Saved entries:
=-=-=
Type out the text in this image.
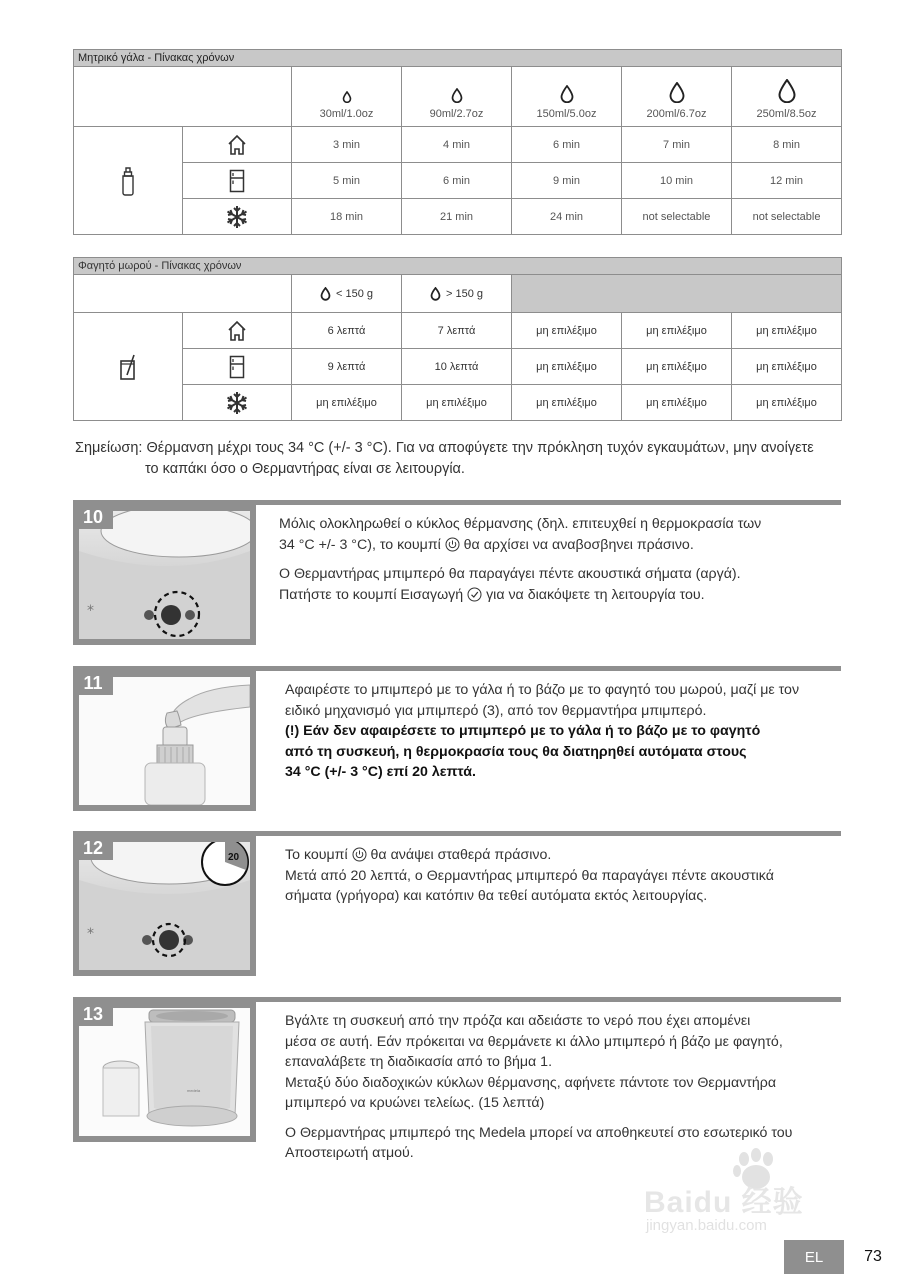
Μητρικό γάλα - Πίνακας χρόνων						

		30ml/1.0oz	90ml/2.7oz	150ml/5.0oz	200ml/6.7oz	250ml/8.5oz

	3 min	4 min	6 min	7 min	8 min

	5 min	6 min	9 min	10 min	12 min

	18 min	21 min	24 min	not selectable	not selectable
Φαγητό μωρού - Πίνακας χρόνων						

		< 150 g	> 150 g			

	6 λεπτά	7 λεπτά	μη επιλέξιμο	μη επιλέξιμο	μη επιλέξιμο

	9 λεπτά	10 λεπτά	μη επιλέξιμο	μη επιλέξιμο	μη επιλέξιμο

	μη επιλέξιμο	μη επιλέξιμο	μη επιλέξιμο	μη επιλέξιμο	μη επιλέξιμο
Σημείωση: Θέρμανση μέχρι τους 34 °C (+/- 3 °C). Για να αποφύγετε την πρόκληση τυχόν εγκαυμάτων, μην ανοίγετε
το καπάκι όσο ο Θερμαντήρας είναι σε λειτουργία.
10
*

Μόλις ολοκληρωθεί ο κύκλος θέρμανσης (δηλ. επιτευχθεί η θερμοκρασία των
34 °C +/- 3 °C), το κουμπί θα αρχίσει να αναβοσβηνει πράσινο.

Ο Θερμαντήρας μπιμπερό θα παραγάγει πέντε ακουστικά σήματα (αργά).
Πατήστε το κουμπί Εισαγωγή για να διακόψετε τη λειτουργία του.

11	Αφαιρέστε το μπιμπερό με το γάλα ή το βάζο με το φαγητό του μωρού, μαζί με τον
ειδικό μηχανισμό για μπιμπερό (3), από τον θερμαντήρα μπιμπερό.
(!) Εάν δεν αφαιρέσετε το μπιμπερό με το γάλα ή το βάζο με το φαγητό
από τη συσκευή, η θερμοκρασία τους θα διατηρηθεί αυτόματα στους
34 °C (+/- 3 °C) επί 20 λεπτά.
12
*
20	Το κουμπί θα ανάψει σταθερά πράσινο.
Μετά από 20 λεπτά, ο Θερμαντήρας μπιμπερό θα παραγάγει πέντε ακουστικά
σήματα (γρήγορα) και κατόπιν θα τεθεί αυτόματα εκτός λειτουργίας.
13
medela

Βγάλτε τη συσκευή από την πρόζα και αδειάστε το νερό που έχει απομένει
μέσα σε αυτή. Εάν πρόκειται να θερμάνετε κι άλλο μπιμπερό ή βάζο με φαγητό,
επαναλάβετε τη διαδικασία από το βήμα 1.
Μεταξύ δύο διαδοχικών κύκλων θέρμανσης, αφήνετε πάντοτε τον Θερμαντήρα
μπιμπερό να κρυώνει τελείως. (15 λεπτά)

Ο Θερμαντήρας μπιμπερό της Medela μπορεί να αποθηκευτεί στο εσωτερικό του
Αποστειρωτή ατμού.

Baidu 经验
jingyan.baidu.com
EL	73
=-=-=
WRITTEN INSTRUCTION: Quote the material exactly. Pictures stay out.

CORRECT ANSWER:
Type out the text in this image.
Μητρικό γάλα - Πίνακας χρόνων						

		30ml/1.0oz	90ml/2.7oz	150ml/5.0oz	200ml/6.7oz	250ml/8.5oz

	3 min	4 min	6 min	7 min	8 min

	5 min	6 min	9 min	10 min	12 min

	18 min	21 min	24 min	not selectable	not selectable
Φαγητό μωρού - Πίνακας χρόνων						

		< 150 g	> 150 g			

	6 λεπτά	7 λεπτά	μη επιλέξιμο	μη επιλέξιμο	μη επιλέξιμο

	9 λεπτά	10 λεπτά	μη επιλέξιμο	μη επιλέξιμο	μη επιλέξιμο

	μη επιλέξιμο	μη επιλέξιμο	μη επιλέξιμο	μη επιλέξιμο	μη επιλέξιμο
Σημείωση: Θέρμανση μέχρι τους 34 °C (+/- 3 °C). Για να αποφύγετε την πρόκληση τυχόν εγκαυμάτων, μην ανοίγετε
το καπάκι όσο ο Θερμαντήρας είναι σε λειτουργία.
10
*

Μόλις ολοκληρωθεί ο κύκλος θέρμανσης (δηλ. επιτευχθεί η θερμοκρασία των
34 °C +/- 3 °C), το κουμπί θα αρχίσει να αναβοσβηνει πράσινο.

Ο Θερμαντήρας μπιμπερό θα παραγάγει πέντε ακουστικά σήματα (αργά).
Πατήστε το κουμπί Εισαγωγή για να διακόψετε τη λειτουργία του.

11	Αφαιρέστε το μπιμπερό με το γάλα ή το βάζο με το φαγητό του μωρού, μαζί με τον
ειδικό μηχανισμό για μπιμπερό (3), από τον θερμαντήρα μπιμπερό.
(!) Εάν δεν αφαιρέσετε το μπιμπερό με το γάλα ή το βάζο με το φαγητό
από τη συσκευή, η θερμοκρασία τους θα διατηρηθεί αυτόματα στους
34 °C (+/- 3 °C) επί 20 λεπτά.
12
*
20	Το κουμπί θα ανάψει σταθερά πράσινο.
Μετά από 20 λεπτά, ο Θερμαντήρας μπιμπερό θα παραγάγει πέντε ακουστικά
σήματα (γρήγορα) και κατόπιν θα τεθεί αυτόματα εκτός λειτουργίας.
13
medela

Βγάλτε τη συσκευή από την πρόζα και αδειάστε το νερό που έχει απομένει
μέσα σε αυτή. Εάν πρόκειται να θερμάνετε κι άλλο μπιμπερό ή βάζο με φαγητό,
επαναλάβετε τη διαδικασία από το βήμα 1.
Μεταξύ δύο διαδοχικών κύκλων θέρμανσης, αφήνετε πάντοτε τον Θερμαντήρα
μπιμπερό να κρυώνει τελείως. (15 λεπτά)

Ο Θερμαντήρας μπιμπερό της Medela μπορεί να αποθηκευτεί στο εσωτερικό του
Αποστειρωτή ατμού.

Baidu 经验
jingyan.baidu.com
EL	73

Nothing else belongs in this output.